• Records:
┌──
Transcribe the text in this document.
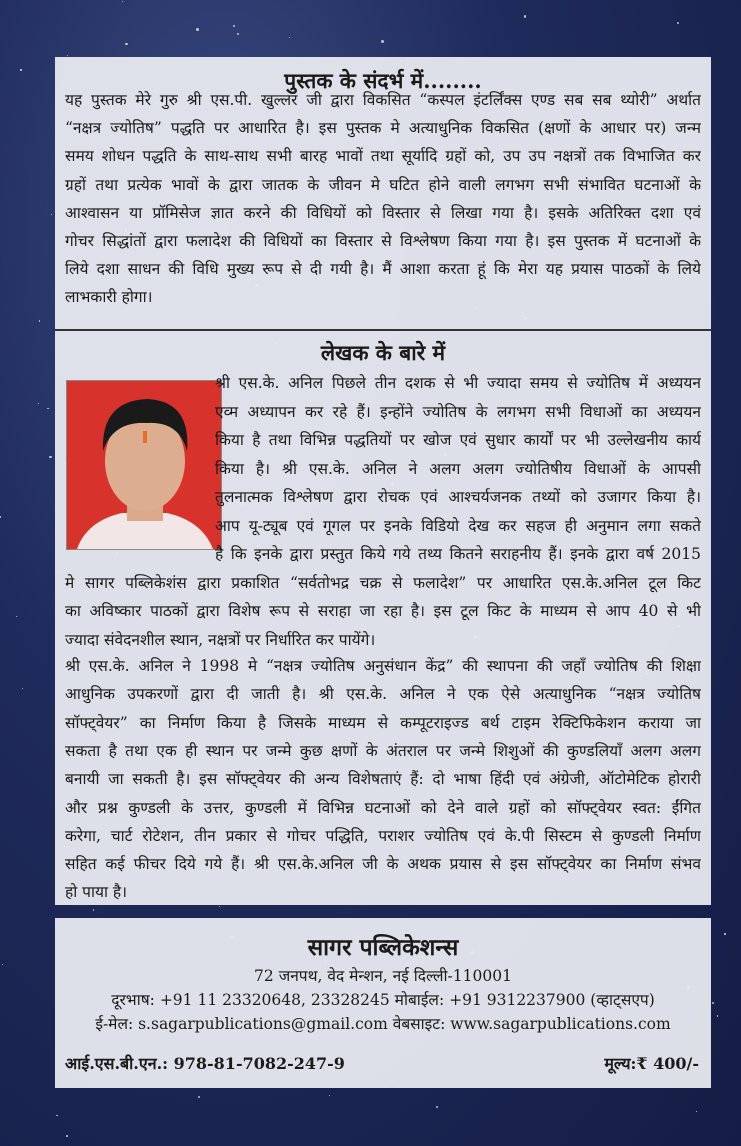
पुस्तक के संदर्भ में........
लेखक के बारे में
यह पुस्तक मेरे गुरु श्री एस.पी. खुल्लर जी द्वारा विकसित “कस्पल इंटर्लिंक्स एण्ड सब सब थ्योरी” अर्थात
“नक्षत्र ज्योतिष” पद्धति पर आधारित है। इस पुस्तक मे अत्याधुनिक विकसित (क्षणों के आधार पर) जन्म
समय शोधन पद्धति के साथ-साथ सभी बारह भावों तथा सूर्यादि ग्रहों को, उप उप नक्षत्रों तक विभाजित कर
ग्रहों तथा प्रत्येक भावों के द्वारा जातक के जीवन मे घटित होने वाली लगभग सभी संभावित घटनाओं के
आश्वासन या प्रॉमिसेज ज्ञात करने की विधियों को विस्तार से लिखा गया है। इसके अतिरिक्त दशा एवं
गोचर सिद्धांतों द्वारा फलादेश की विधियों का विस्तार से विश्लेषण किया गया है। इस पुस्तक में घटनाओं के
लिये दशा साधन की विधि मुख्य रूप से दी गयी है। मैं आशा करता हूं कि मेरा यह प्रयास पाठकों के लिये
लाभकारी होगा।
श्री एस.के. अनिल पिछले तीन दशक से भी ज्यादा समय से ज्योतिष में अध्ययन
एव्म अध्यापन कर रहे हैं। इन्होंने ज्योतिष के लगभग सभी विधाओं का अध्ययन
किया है तथा विभिन्न पद्धतियों पर खोज एवं सुधार कार्यों पर भी उल्लेखनीय कार्य
किया है। श्री एस.के. अनिल ने अलग अलग ज्योतिषीय विधाओं के आपसी
तुलनात्मक विश्लेषण द्वारा रोचक एवं आश्चर्यजनक तथ्यों को उजागर किया है।
आप यू-ट्यूब एवं गूगल पर इनके विडियो देख कर सहज ही अनुमान लगा सकते
है कि इनके द्वारा प्रस्तुत किये गये तथ्य कितने सराहनीय हैं। इनके द्वारा वर्ष 2015
मे सागर पब्लिकेशंस द्वारा प्रकाशित “सर्वतोभद्र चक्र से फलादेश” पर आधारित एस.के.अनिल टूल किट
का अविष्कार पाठकों द्वारा विशेष रूप से सराहा जा रहा है। इस टूल किट के माध्यम से आप 40 से भी
ज्यादा संवेदनशील स्थान, नक्षत्रों पर निर्धारित कर पायेंगे।
श्री एस.के. अनिल ने 1998 मे “नक्षत्र ज्योतिष अनुसंधान केंद्र” की स्थापना की जहाँ ज्योतिष की शिक्षा
आधुनिक उपकरणों द्वारा दी जाती है। श्री एस.के. अनिल ने एक ऐसे अत्याधुनिक “नक्षत्र ज्योतिष
सॉफ्ट्वेयर” का निर्माण किया है जिसके माध्यम से कम्पूटराइज्ड बर्थ टाइम रेक्टिफिकेशन कराया जा
सकता है तथा एक ही स्थान पर जन्मे कुछ क्षणों के अंतराल पर जन्मे शिशुओं की कुण्डलियाँ अलग अलग
बनायी जा सकती है। इस सॉफ्ट्वेयर की अन्य विशेषताएं हैं: दो भाषा हिंदी एवं अंग्रेजी, ऑटोमेटिक होरारी
और प्रश्न कुण्डली के उत्तर, कुण्डली में विभिन्न घटनाओं को देने वाले ग्रहों को सॉफ्ट्वेयर स्वत: ईंगित
करेगा, चार्ट रोटेशन, तीन प्रकार से गोचर पद्धिति, पराशर ज्योतिष एवं के.पी सिस्टम से कुण्डली निर्माण
सहित कई फीचर दिये गये हैं। श्री एस.के.अनिल जी के अथक प्रयास से इस सॉफ्ट्वेयर का निर्माण संभव
हो पाया है।
सागर पब्लिकेशन्स
72 जनपथ, वेद मेन्शन, नई दिल्ली-110001
दूरभाष: +91 11 23320648, 23328245 मोबाईल: +91 9312237900 (व्हाट्सएप)
ई-मेल: s.sagarpublications@gmail.com वेबसाइट: www.sagarpublications.com
आई.एस.बी.एन.: 978-81-7082-247-9	मूल्य:₹ 400/-
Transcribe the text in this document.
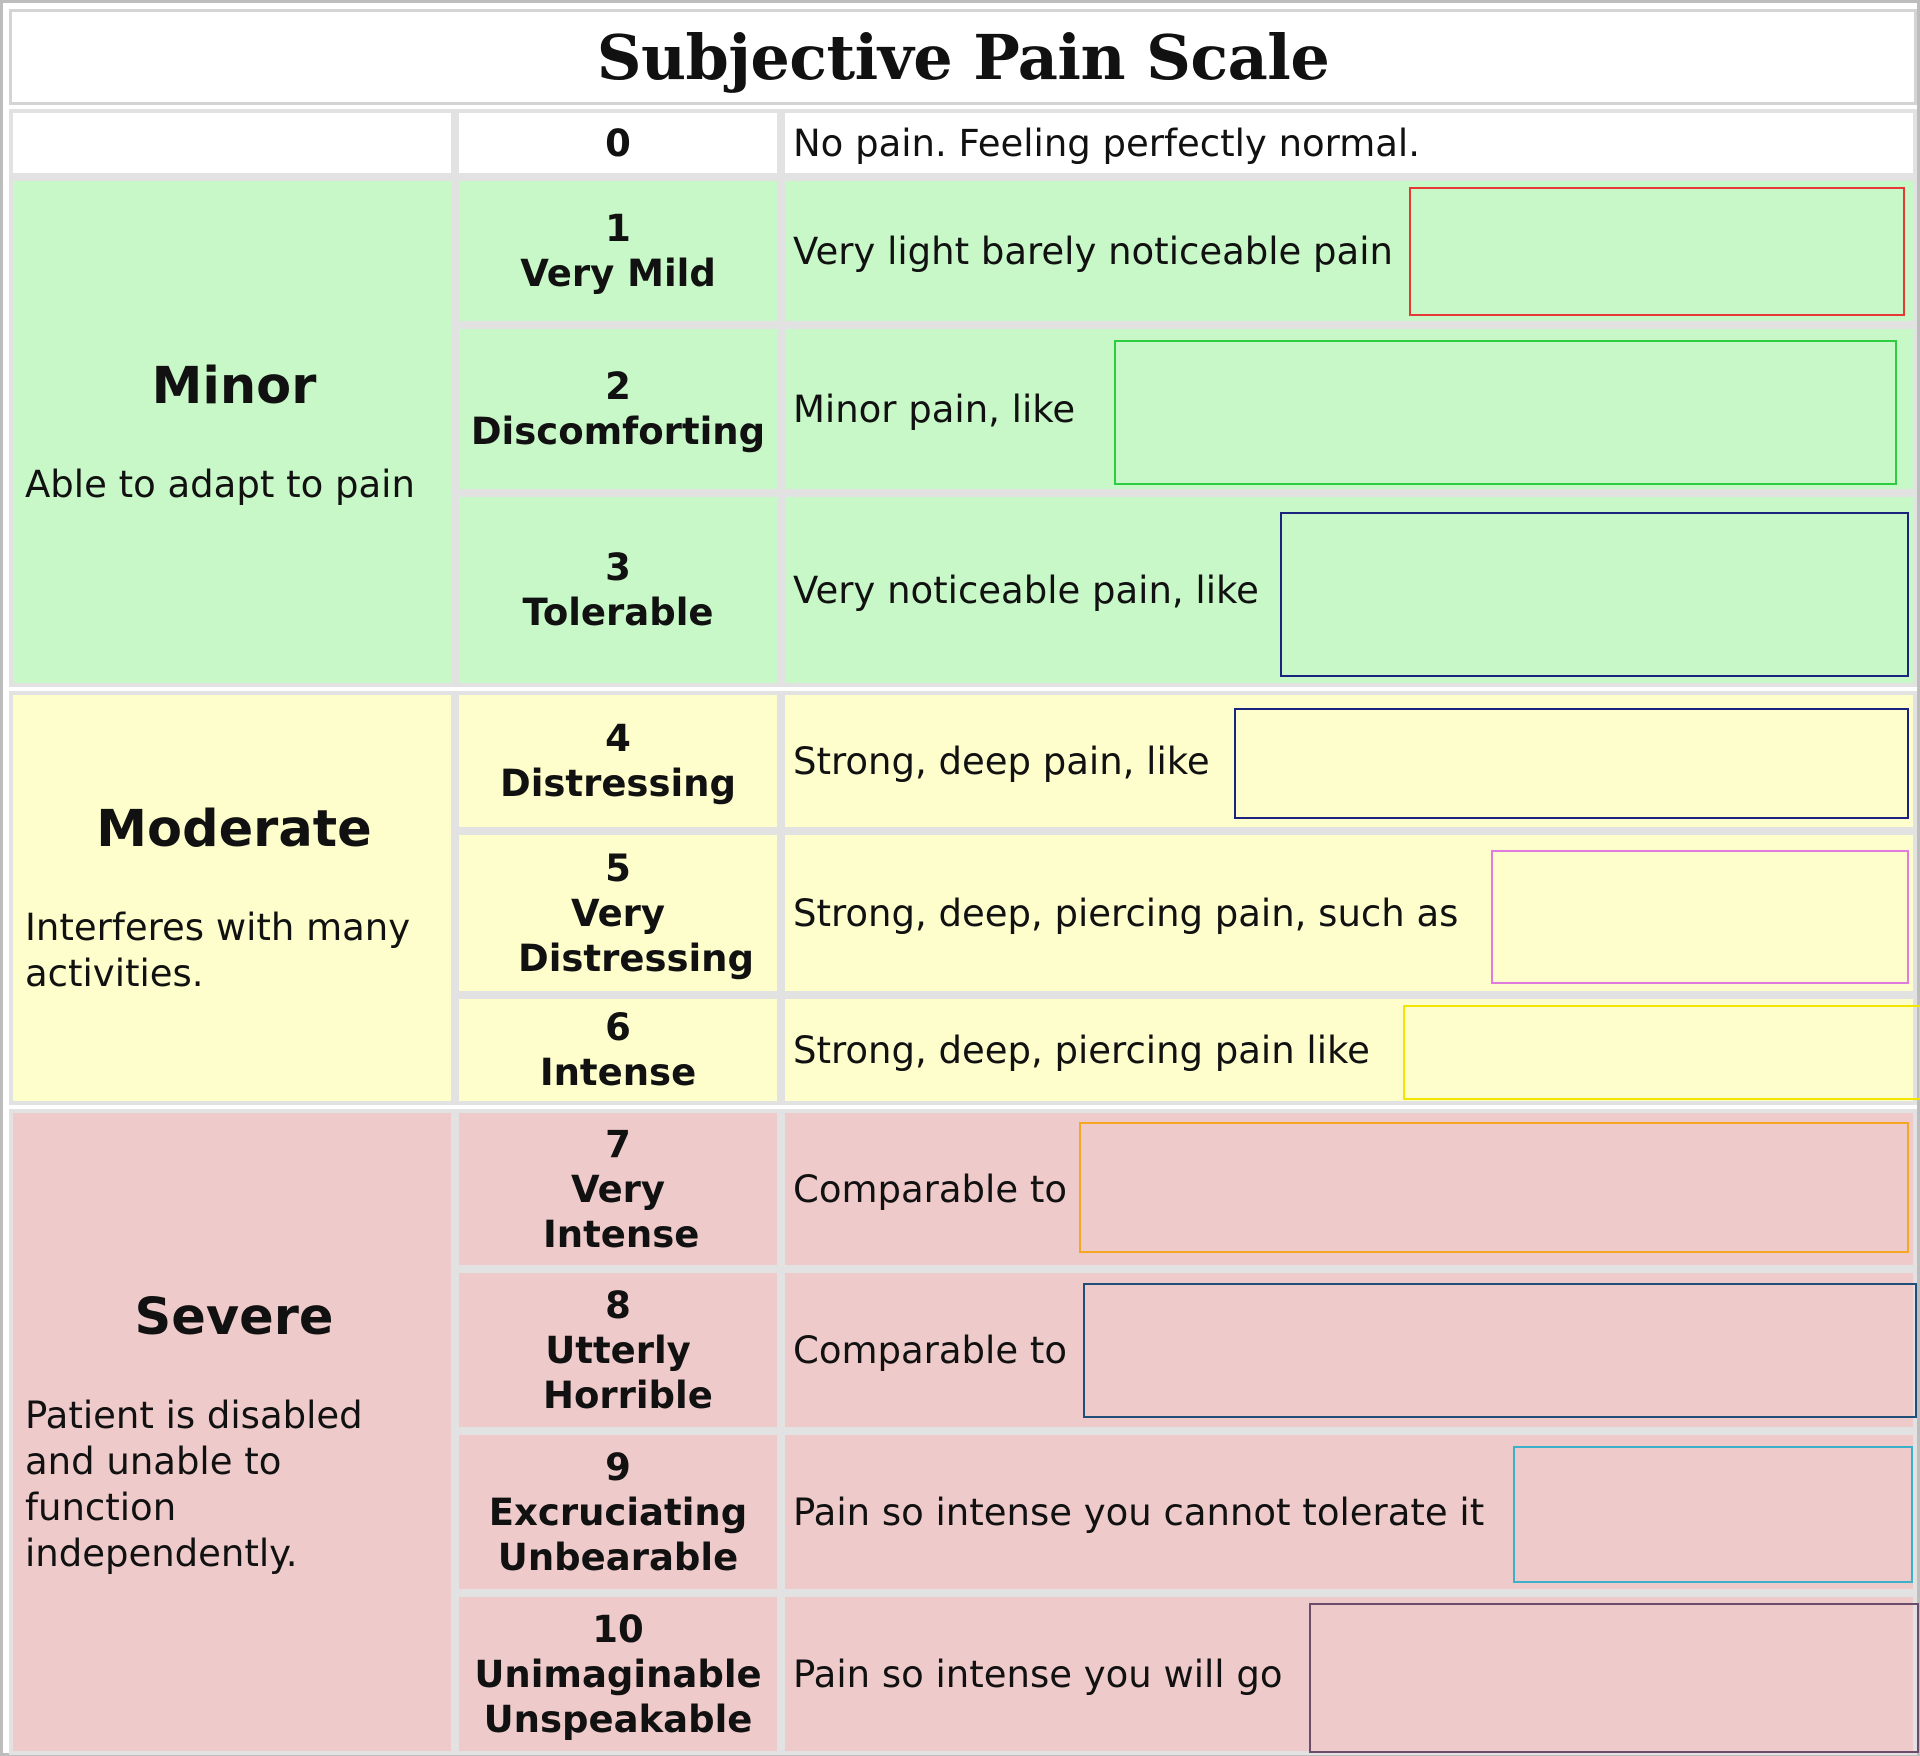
Subjective Pain Scale
0	No pain. Feeling perfectly normal.
Minor
Able to adapt to pain
1
Very Mild
Very light barely noticeable pain
2
Discomforting
Minor pain, like
3
Tolerable
Very noticeable pain, like
Moderate
Interferes with many activities.
4
Distressing
Strong, deep pain, like
5
Very Distressing
Strong, deep, piercing pain, such as
6
Intense
Strong, deep, piercing pain like
Severe
Patient is disabled and unable to function independently.
7
Very Intense
Comparable to
8
Utterly Horrible
Comparable to
9
Excruciating Unbearable
Pain so intense you cannot tolerate it
10
Unimaginable Unspeakable
Pain so intense you will go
└──
• Job: Look through the data above. Find each line with the string "deep" and copy it.

• Expected answer:
Strong, deep pain, like
Strong, deep, piercing pain, such as
Strong, deep, piercing pain like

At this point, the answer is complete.